§ ENTRIES
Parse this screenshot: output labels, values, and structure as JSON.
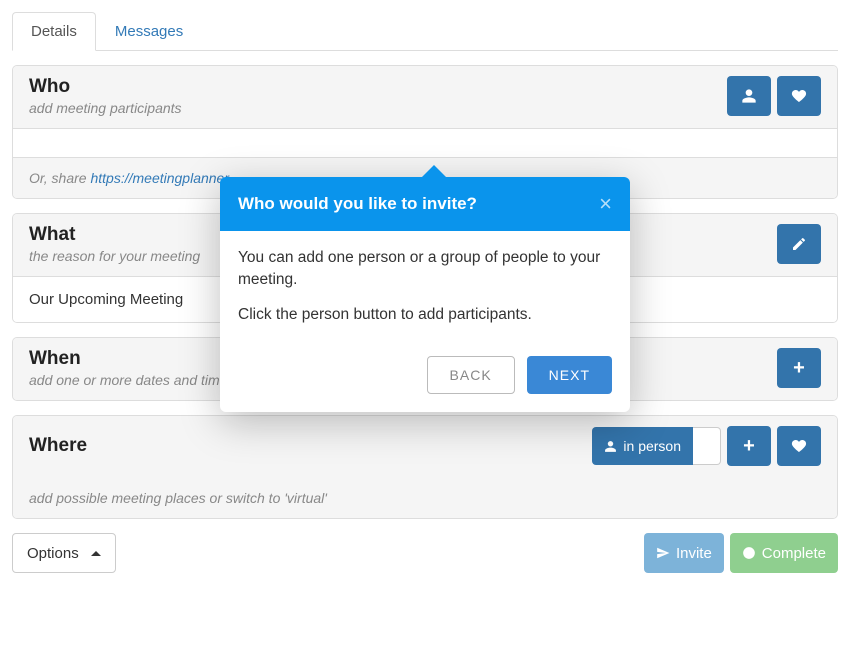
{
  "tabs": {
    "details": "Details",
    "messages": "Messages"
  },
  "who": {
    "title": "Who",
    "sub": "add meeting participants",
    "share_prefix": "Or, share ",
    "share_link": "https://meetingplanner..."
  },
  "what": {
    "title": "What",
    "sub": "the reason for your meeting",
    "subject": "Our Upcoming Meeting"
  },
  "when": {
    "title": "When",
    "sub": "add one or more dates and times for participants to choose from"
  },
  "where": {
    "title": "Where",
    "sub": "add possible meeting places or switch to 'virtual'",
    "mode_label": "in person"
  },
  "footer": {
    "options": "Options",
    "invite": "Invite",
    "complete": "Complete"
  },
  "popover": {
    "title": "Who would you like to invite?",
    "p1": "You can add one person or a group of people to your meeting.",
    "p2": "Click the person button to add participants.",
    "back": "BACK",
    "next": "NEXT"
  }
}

--

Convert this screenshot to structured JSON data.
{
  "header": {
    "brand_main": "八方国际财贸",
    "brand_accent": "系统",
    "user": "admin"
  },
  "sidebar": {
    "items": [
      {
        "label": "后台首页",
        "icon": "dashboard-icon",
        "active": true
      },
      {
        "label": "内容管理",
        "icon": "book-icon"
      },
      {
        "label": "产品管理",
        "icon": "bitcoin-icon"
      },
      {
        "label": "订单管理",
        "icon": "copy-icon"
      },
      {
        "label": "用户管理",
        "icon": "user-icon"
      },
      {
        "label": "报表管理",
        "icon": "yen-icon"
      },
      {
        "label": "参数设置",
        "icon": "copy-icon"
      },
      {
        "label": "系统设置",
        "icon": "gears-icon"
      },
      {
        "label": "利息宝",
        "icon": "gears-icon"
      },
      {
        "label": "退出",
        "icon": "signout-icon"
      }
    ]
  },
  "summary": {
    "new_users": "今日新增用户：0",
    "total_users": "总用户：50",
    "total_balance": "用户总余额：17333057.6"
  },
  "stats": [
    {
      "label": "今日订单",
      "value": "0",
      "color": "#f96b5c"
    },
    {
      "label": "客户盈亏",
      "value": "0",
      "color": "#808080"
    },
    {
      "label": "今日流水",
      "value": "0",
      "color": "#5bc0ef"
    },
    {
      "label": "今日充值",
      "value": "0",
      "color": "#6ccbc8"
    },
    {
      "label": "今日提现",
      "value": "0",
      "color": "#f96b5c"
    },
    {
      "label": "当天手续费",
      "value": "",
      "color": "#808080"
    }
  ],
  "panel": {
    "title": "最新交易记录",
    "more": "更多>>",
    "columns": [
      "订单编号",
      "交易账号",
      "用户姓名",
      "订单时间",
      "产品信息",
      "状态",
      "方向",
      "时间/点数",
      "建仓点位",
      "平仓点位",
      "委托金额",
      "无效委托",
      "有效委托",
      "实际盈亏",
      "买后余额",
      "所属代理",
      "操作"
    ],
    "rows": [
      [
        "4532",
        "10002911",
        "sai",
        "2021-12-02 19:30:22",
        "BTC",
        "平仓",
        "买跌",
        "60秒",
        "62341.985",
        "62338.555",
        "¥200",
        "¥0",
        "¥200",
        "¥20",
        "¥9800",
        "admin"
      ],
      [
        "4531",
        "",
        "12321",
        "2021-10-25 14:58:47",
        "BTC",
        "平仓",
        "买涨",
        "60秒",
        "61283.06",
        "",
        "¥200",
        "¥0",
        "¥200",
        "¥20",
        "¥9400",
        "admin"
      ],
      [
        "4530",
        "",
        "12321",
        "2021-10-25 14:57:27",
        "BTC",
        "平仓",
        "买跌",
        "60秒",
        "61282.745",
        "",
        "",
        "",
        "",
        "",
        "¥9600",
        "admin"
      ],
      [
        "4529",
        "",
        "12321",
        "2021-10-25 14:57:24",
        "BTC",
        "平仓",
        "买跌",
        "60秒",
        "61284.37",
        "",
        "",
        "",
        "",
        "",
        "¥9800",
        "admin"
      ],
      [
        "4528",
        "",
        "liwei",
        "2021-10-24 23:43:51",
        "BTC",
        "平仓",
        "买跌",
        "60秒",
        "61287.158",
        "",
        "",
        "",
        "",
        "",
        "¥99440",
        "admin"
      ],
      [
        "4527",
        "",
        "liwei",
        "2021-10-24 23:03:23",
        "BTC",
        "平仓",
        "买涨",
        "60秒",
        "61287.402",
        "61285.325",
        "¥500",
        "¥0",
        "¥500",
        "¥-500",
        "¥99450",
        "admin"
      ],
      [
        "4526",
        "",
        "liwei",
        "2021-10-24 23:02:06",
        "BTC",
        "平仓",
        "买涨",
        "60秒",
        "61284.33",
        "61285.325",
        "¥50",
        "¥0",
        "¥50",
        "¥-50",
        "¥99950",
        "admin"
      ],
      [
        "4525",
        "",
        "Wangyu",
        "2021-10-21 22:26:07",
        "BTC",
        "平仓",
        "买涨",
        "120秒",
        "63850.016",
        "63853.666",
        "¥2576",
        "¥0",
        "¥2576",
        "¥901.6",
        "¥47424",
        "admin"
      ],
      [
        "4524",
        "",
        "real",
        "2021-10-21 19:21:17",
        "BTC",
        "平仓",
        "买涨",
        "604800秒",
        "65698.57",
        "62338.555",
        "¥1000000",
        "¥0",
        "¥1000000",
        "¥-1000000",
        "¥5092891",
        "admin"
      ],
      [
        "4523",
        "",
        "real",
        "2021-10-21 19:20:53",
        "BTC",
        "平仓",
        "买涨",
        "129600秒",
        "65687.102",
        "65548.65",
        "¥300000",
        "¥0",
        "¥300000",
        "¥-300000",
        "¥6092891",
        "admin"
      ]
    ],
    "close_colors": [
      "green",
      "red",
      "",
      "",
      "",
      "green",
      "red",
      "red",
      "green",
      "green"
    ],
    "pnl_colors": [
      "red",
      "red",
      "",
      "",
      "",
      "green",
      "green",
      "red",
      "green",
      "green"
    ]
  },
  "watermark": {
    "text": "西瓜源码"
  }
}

§ WHAT YOU HAVE TO DO
Track down the lines that include the word "participants" and copy them.

§ THE RESULT
    "sub": "add meeting participants",
    "sub": "add one or more dates and times for participants to choose from"
    "p2": "Click the person button to add participants.",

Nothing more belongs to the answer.